## Task description:
Copy each line holding the string "allophane".

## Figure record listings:
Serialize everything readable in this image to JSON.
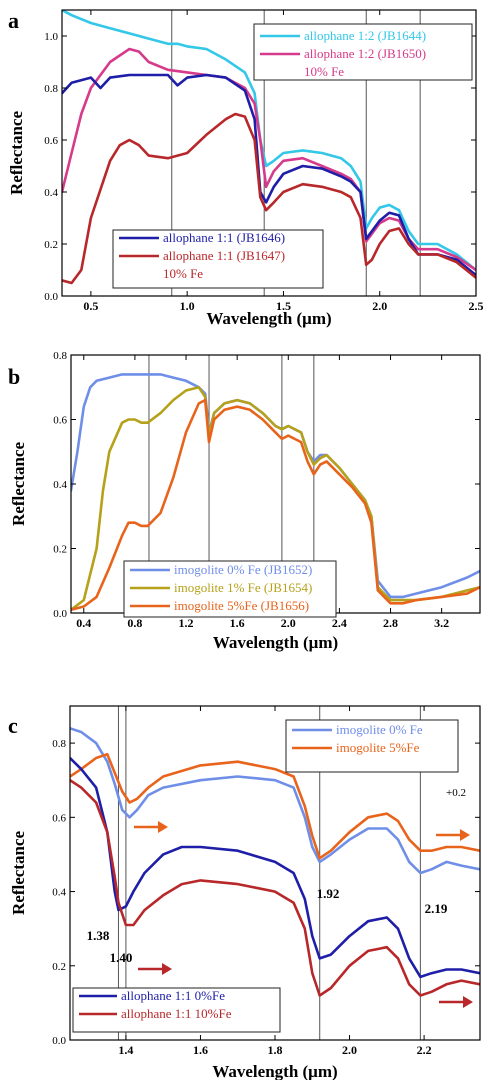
{
  "chart_data": [
    {
      "type": "line",
      "panel_label": "a",
      "xlabel": "Wavelength (μm)",
      "ylabel": "Reflectance",
      "xlim": [
        0.35,
        2.5
      ],
      "ylim": [
        0.0,
        1.1
      ],
      "xticks": [
        "0.5",
        "1.0",
        "1.5",
        "2.0",
        "2.5"
      ],
      "yticks": [
        "0.0",
        "0.2",
        "0.4",
        "0.6",
        "0.8",
        "1.0"
      ],
      "vlines": [
        0.92,
        1.4,
        1.93,
        2.21
      ],
      "grid": false,
      "legends": [
        {
          "placement": "top-right",
          "entries": [
            {
              "text": "allophane 1:2 (JB1644)",
              "color": "#33c7e8"
            },
            {
              "text": "allophane 1:2 (JB1650)",
              "color": "#d63a8a"
            },
            {
              "text": "10% Fe",
              "color": "#d63a8a"
            }
          ]
        },
        {
          "placement": "bottom-center",
          "entries": [
            {
              "text": "allophane 1:1 (JB1646)",
              "color": "#1e1ea8"
            },
            {
              "text": "allophane 1:1 (JB1647)",
              "color": "#b8282a"
            },
            {
              "text": "10% Fe",
              "color": "#b8282a"
            }
          ]
        }
      ],
      "series": [
        {
          "color": "#33c7e8",
          "x": [
            0.35,
            0.4,
            0.5,
            0.6,
            0.7,
            0.8,
            0.9,
            0.95,
            1.0,
            1.1,
            1.2,
            1.3,
            1.35,
            1.38,
            1.41,
            1.45,
            1.5,
            1.6,
            1.7,
            1.8,
            1.85,
            1.9,
            1.93,
            1.96,
            2.0,
            2.05,
            2.1,
            2.15,
            2.2,
            2.3,
            2.4,
            2.5
          ],
          "y": [
            1.1,
            1.08,
            1.05,
            1.03,
            1.01,
            0.99,
            0.97,
            0.97,
            0.96,
            0.95,
            0.91,
            0.86,
            0.78,
            0.6,
            0.5,
            0.52,
            0.55,
            0.56,
            0.55,
            0.53,
            0.5,
            0.44,
            0.26,
            0.3,
            0.34,
            0.35,
            0.33,
            0.25,
            0.2,
            0.2,
            0.16,
            0.1
          ]
        },
        {
          "color": "#d63a8a",
          "x": [
            0.35,
            0.4,
            0.45,
            0.5,
            0.6,
            0.7,
            0.75,
            0.8,
            0.9,
            1.0,
            1.1,
            1.2,
            1.3,
            1.35,
            1.38,
            1.41,
            1.45,
            1.5,
            1.6,
            1.7,
            1.8,
            1.85,
            1.9,
            1.93,
            1.96,
            2.0,
            2.05,
            2.1,
            2.15,
            2.2,
            2.3,
            2.4,
            2.5
          ],
          "y": [
            0.4,
            0.55,
            0.7,
            0.8,
            0.9,
            0.95,
            0.94,
            0.9,
            0.87,
            0.86,
            0.85,
            0.84,
            0.8,
            0.74,
            0.6,
            0.42,
            0.48,
            0.52,
            0.53,
            0.5,
            0.47,
            0.45,
            0.4,
            0.21,
            0.24,
            0.28,
            0.3,
            0.29,
            0.22,
            0.18,
            0.18,
            0.15,
            0.1
          ]
        },
        {
          "color": "#1e1ea8",
          "x": [
            0.35,
            0.4,
            0.5,
            0.55,
            0.6,
            0.7,
            0.8,
            0.9,
            0.95,
            1.0,
            1.1,
            1.2,
            1.3,
            1.35,
            1.38,
            1.41,
            1.45,
            1.5,
            1.6,
            1.7,
            1.8,
            1.85,
            1.9,
            1.93,
            1.96,
            2.0,
            2.05,
            2.1,
            2.15,
            2.2,
            2.3,
            2.4,
            2.5
          ],
          "y": [
            0.78,
            0.82,
            0.84,
            0.8,
            0.84,
            0.85,
            0.85,
            0.85,
            0.81,
            0.84,
            0.85,
            0.84,
            0.79,
            0.68,
            0.4,
            0.36,
            0.42,
            0.47,
            0.5,
            0.49,
            0.46,
            0.44,
            0.4,
            0.22,
            0.25,
            0.29,
            0.32,
            0.31,
            0.22,
            0.16,
            0.16,
            0.14,
            0.08
          ]
        },
        {
          "color": "#b8282a",
          "x": [
            0.35,
            0.4,
            0.45,
            0.5,
            0.6,
            0.65,
            0.7,
            0.75,
            0.8,
            0.9,
            1.0,
            1.1,
            1.2,
            1.25,
            1.3,
            1.35,
            1.38,
            1.41,
            1.45,
            1.5,
            1.6,
            1.7,
            1.8,
            1.85,
            1.9,
            1.93,
            1.96,
            2.0,
            2.05,
            2.1,
            2.15,
            2.2,
            2.3,
            2.4,
            2.5
          ],
          "y": [
            0.06,
            0.05,
            0.1,
            0.3,
            0.52,
            0.58,
            0.6,
            0.58,
            0.54,
            0.53,
            0.55,
            0.62,
            0.68,
            0.7,
            0.69,
            0.6,
            0.38,
            0.33,
            0.36,
            0.4,
            0.43,
            0.42,
            0.4,
            0.38,
            0.3,
            0.12,
            0.14,
            0.2,
            0.25,
            0.26,
            0.2,
            0.16,
            0.16,
            0.13,
            0.07
          ]
        }
      ]
    },
    {
      "type": "line",
      "panel_label": "b",
      "xlabel": "Wavelength (μm)",
      "ylabel": "Reflectance",
      "xlim": [
        0.3,
        3.5
      ],
      "ylim": [
        0.0,
        0.8
      ],
      "xticks": [
        "0.4",
        "0.8",
        "1.2",
        "1.6",
        "2.0",
        "2.4",
        "2.8",
        "3.2"
      ],
      "yticks": [
        "0.0",
        "0.2",
        "0.4",
        "0.6",
        "0.8"
      ],
      "vlines": [
        0.91,
        1.38,
        1.95,
        2.2
      ],
      "grid": false,
      "legends": [
        {
          "placement": "bottom-center",
          "entries": [
            {
              "text": "imogolite 0% Fe (JB1652)",
              "color": "#6f8ee8"
            },
            {
              "text": "imogolite 1% Fe (JB1654)",
              "color": "#b5a11a"
            },
            {
              "text": "imogolite 5%Fe (JB1656)",
              "color": "#e8641c"
            }
          ]
        }
      ],
      "series": [
        {
          "color": "#6f8ee8",
          "x": [
            0.3,
            0.35,
            0.4,
            0.45,
            0.5,
            0.6,
            0.7,
            0.8,
            0.9,
            1.0,
            1.1,
            1.2,
            1.3,
            1.35,
            1.38,
            1.42,
            1.5,
            1.6,
            1.7,
            1.8,
            1.9,
            1.95,
            2.0,
            2.1,
            2.15,
            2.2,
            2.25,
            2.3,
            2.4,
            2.5,
            2.6,
            2.65,
            2.7,
            2.8,
            2.9,
            3.0,
            3.2,
            3.4,
            3.5
          ],
          "y": [
            0.38,
            0.5,
            0.64,
            0.7,
            0.72,
            0.73,
            0.74,
            0.74,
            0.74,
            0.74,
            0.73,
            0.72,
            0.7,
            0.68,
            0.56,
            0.62,
            0.65,
            0.66,
            0.65,
            0.62,
            0.58,
            0.57,
            0.58,
            0.56,
            0.5,
            0.47,
            0.49,
            0.49,
            0.45,
            0.4,
            0.35,
            0.3,
            0.1,
            0.05,
            0.05,
            0.06,
            0.08,
            0.11,
            0.13
          ]
        },
        {
          "color": "#b5a11a",
          "x": [
            0.3,
            0.4,
            0.5,
            0.55,
            0.6,
            0.7,
            0.75,
            0.8,
            0.85,
            0.9,
            1.0,
            1.1,
            1.2,
            1.3,
            1.35,
            1.38,
            1.42,
            1.5,
            1.6,
            1.7,
            1.8,
            1.9,
            1.95,
            2.0,
            2.1,
            2.15,
            2.2,
            2.25,
            2.3,
            2.4,
            2.5,
            2.6,
            2.65,
            2.7,
            2.8,
            2.9,
            3.0,
            3.2,
            3.4,
            3.5
          ],
          "y": [
            0.01,
            0.04,
            0.2,
            0.38,
            0.5,
            0.59,
            0.6,
            0.6,
            0.59,
            0.59,
            0.62,
            0.66,
            0.69,
            0.7,
            0.67,
            0.55,
            0.62,
            0.65,
            0.66,
            0.65,
            0.62,
            0.58,
            0.57,
            0.58,
            0.56,
            0.5,
            0.46,
            0.48,
            0.49,
            0.45,
            0.4,
            0.35,
            0.3,
            0.08,
            0.04,
            0.04,
            0.04,
            0.05,
            0.07,
            0.08
          ]
        },
        {
          "color": "#e8641c",
          "x": [
            0.3,
            0.4,
            0.5,
            0.6,
            0.7,
            0.75,
            0.8,
            0.85,
            0.9,
            1.0,
            1.1,
            1.2,
            1.3,
            1.35,
            1.38,
            1.42,
            1.5,
            1.6,
            1.7,
            1.8,
            1.9,
            1.95,
            2.0,
            2.1,
            2.15,
            2.2,
            2.25,
            2.3,
            2.4,
            2.5,
            2.6,
            2.65,
            2.7,
            2.8,
            2.9,
            3.0,
            3.2,
            3.4,
            3.5
          ],
          "y": [
            0.01,
            0.02,
            0.05,
            0.14,
            0.24,
            0.28,
            0.28,
            0.27,
            0.27,
            0.31,
            0.42,
            0.56,
            0.65,
            0.66,
            0.53,
            0.6,
            0.63,
            0.64,
            0.63,
            0.6,
            0.56,
            0.54,
            0.55,
            0.53,
            0.47,
            0.43,
            0.46,
            0.47,
            0.43,
            0.39,
            0.34,
            0.28,
            0.07,
            0.03,
            0.03,
            0.04,
            0.05,
            0.06,
            0.08
          ]
        }
      ]
    },
    {
      "type": "line",
      "panel_label": "c",
      "xlabel": "Wavelength (μm)",
      "ylabel": "Reflectance",
      "xlim": [
        1.25,
        2.35
      ],
      "ylim": [
        0.0,
        0.9
      ],
      "xticks": [
        "1.4",
        "1.6",
        "1.8",
        "2.0",
        "2.2"
      ],
      "yticks": [
        "0.0",
        "0.2",
        "0.4",
        "0.6",
        "0.8"
      ],
      "vlines": [
        1.38,
        1.4,
        1.92,
        2.19
      ],
      "grid": false,
      "annotations": [
        "1.38",
        "1.40",
        "1.92",
        "2.19",
        "+0.2"
      ],
      "arrows": [
        {
          "color": "#e8641c",
          "near": "1.40"
        },
        {
          "color": "#b8282a",
          "near": "1.40"
        },
        {
          "color": "#e8641c",
          "near": "2.19"
        },
        {
          "color": "#b8282a",
          "near": "2.19"
        }
      ],
      "legends": [
        {
          "placement": "top-right",
          "entries": [
            {
              "text": "imogolite 0% Fe",
              "color": "#6f8ee8"
            },
            {
              "text": "imogolite 5%Fe",
              "color": "#e8641c"
            }
          ]
        },
        {
          "placement": "bottom-left",
          "entries": [
            {
              "text": "allophane 1:1 0%Fe",
              "color": "#1e1ea8"
            },
            {
              "text": "allophane 1:1 10%Fe",
              "color": "#b8282a"
            }
          ]
        }
      ],
      "series": [
        {
          "color": "#6f8ee8",
          "x": [
            1.25,
            1.28,
            1.32,
            1.35,
            1.37,
            1.39,
            1.41,
            1.43,
            1.46,
            1.5,
            1.6,
            1.7,
            1.8,
            1.85,
            1.88,
            1.9,
            1.92,
            1.95,
            2.0,
            2.05,
            2.1,
            2.13,
            2.16,
            2.19,
            2.22,
            2.26,
            2.3,
            2.35
          ],
          "y": [
            0.84,
            0.83,
            0.8,
            0.75,
            0.69,
            0.62,
            0.6,
            0.62,
            0.66,
            0.68,
            0.7,
            0.71,
            0.7,
            0.68,
            0.6,
            0.52,
            0.48,
            0.5,
            0.54,
            0.57,
            0.57,
            0.54,
            0.48,
            0.45,
            0.46,
            0.48,
            0.47,
            0.46
          ]
        },
        {
          "color": "#e8641c",
          "x": [
            1.25,
            1.28,
            1.32,
            1.35,
            1.37,
            1.39,
            1.41,
            1.43,
            1.46,
            1.5,
            1.6,
            1.7,
            1.8,
            1.85,
            1.88,
            1.9,
            1.92,
            1.95,
            2.0,
            2.05,
            2.1,
            2.13,
            2.16,
            2.19,
            2.22,
            2.26,
            2.3,
            2.35
          ],
          "y": [
            0.71,
            0.73,
            0.76,
            0.77,
            0.72,
            0.67,
            0.64,
            0.65,
            0.68,
            0.71,
            0.74,
            0.75,
            0.73,
            0.71,
            0.63,
            0.55,
            0.49,
            0.51,
            0.56,
            0.6,
            0.61,
            0.59,
            0.54,
            0.51,
            0.51,
            0.52,
            0.52,
            0.51
          ]
        },
        {
          "color": "#1e1ea8",
          "x": [
            1.25,
            1.28,
            1.32,
            1.35,
            1.37,
            1.38,
            1.4,
            1.42,
            1.45,
            1.5,
            1.55,
            1.6,
            1.7,
            1.8,
            1.85,
            1.88,
            1.9,
            1.92,
            1.95,
            2.0,
            2.05,
            2.1,
            2.13,
            2.16,
            2.19,
            2.22,
            2.26,
            2.3,
            2.35
          ],
          "y": [
            0.76,
            0.73,
            0.68,
            0.56,
            0.4,
            0.35,
            0.36,
            0.4,
            0.45,
            0.5,
            0.52,
            0.52,
            0.51,
            0.48,
            0.45,
            0.38,
            0.28,
            0.22,
            0.23,
            0.28,
            0.32,
            0.33,
            0.3,
            0.22,
            0.17,
            0.18,
            0.19,
            0.19,
            0.18
          ]
        },
        {
          "color": "#b8282a",
          "x": [
            1.25,
            1.28,
            1.32,
            1.35,
            1.37,
            1.38,
            1.4,
            1.42,
            1.45,
            1.5,
            1.55,
            1.6,
            1.7,
            1.8,
            1.85,
            1.88,
            1.9,
            1.92,
            1.95,
            2.0,
            2.05,
            2.1,
            2.13,
            2.16,
            2.19,
            2.22,
            2.26,
            2.3,
            2.35
          ],
          "y": [
            0.7,
            0.68,
            0.64,
            0.56,
            0.44,
            0.37,
            0.31,
            0.31,
            0.35,
            0.39,
            0.42,
            0.43,
            0.42,
            0.4,
            0.37,
            0.3,
            0.18,
            0.12,
            0.14,
            0.2,
            0.24,
            0.25,
            0.22,
            0.15,
            0.12,
            0.13,
            0.15,
            0.16,
            0.15
          ]
        }
      ]
    }
  ]
}
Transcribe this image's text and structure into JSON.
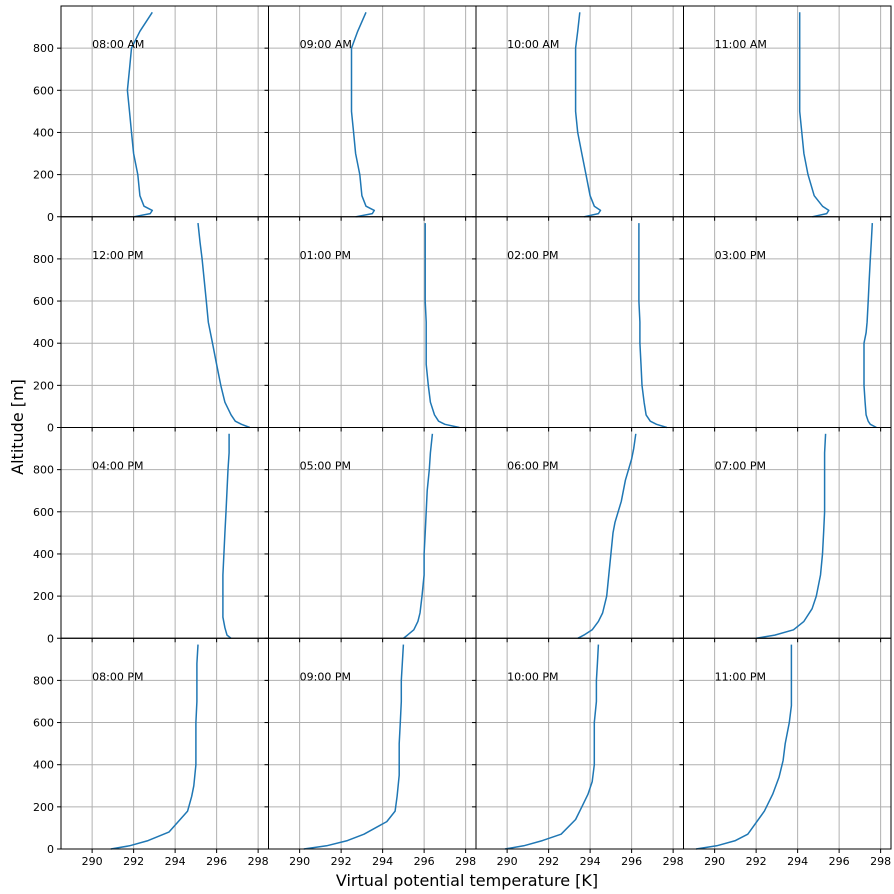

## Solved exercise:
              "text": "allophane 1:2 (JB1644)",
              "text": "allophane 1:2 (JB1650)",
              "text": "allophane 1:1 (JB1646)",
              "text": "allophane 1:1 (JB1647)",
              "text": "allophane 1:1 0%Fe",
              "text": "allophane 1:1 10%Fe",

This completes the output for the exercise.